[Data excerpts]
┌──
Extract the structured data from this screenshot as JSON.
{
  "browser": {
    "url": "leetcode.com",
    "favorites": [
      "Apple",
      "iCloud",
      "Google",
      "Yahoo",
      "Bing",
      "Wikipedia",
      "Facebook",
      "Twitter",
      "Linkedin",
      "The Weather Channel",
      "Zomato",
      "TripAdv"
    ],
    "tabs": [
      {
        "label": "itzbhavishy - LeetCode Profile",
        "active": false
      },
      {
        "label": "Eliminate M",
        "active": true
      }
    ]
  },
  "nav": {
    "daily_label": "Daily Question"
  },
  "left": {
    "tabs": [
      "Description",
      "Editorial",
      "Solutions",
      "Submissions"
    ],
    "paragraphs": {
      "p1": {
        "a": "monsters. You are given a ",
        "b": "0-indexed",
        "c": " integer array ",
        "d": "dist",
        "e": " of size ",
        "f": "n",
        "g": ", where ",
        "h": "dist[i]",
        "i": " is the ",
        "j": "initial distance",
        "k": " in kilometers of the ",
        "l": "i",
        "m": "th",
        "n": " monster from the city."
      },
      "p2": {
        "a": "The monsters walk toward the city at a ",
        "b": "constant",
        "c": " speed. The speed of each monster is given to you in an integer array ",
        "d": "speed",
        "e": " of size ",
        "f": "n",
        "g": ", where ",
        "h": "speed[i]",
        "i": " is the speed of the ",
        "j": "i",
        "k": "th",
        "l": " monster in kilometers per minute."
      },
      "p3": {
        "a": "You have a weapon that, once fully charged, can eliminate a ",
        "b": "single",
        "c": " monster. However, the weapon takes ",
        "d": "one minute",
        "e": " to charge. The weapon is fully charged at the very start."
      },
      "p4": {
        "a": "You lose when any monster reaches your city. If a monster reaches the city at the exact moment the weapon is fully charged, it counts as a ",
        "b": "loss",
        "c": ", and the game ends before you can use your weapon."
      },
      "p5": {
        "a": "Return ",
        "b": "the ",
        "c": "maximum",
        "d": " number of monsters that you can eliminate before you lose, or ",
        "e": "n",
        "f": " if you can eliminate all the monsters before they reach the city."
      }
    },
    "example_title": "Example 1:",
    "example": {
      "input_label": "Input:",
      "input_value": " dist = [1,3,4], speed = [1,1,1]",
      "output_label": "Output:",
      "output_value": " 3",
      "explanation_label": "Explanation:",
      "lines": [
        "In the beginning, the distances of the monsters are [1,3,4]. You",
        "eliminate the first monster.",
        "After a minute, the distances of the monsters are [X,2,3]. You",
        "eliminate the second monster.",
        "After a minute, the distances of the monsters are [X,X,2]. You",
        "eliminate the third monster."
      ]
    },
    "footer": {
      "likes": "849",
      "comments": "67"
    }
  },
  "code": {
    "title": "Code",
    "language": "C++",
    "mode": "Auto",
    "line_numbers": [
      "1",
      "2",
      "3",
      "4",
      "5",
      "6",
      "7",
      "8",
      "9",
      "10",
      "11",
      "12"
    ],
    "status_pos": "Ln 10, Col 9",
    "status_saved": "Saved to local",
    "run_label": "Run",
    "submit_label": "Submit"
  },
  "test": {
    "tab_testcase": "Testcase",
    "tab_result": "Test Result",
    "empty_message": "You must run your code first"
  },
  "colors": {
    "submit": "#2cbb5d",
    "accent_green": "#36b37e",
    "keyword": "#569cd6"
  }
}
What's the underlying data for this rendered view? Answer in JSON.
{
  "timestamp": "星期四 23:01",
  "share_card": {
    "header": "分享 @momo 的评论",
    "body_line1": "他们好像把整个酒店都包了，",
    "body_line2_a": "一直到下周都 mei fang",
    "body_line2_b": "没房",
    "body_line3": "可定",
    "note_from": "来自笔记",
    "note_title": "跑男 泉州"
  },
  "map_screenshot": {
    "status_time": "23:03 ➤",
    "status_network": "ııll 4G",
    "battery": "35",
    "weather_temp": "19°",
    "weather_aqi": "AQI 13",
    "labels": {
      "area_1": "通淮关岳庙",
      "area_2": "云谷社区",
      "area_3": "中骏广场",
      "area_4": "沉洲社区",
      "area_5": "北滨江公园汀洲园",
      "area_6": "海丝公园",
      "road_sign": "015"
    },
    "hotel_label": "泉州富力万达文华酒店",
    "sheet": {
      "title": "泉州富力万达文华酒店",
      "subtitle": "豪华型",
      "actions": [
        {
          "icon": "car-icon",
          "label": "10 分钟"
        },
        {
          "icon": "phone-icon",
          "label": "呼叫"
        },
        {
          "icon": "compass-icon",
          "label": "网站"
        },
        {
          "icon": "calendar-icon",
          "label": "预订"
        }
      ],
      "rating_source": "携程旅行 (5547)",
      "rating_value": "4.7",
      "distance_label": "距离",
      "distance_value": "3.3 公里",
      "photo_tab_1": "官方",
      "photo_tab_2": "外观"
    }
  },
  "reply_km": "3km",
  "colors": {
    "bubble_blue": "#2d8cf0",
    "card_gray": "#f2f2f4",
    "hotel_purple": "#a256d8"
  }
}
└──
_GOAL OF THE EXERCISE:_ Gather all lines with the string "JSON" from the data.

_SOLUTION FOR THIS TASK:_
Extract the structured data from this screenshot as JSON.
What's the underlying data for this rendered view? Answer in JSON.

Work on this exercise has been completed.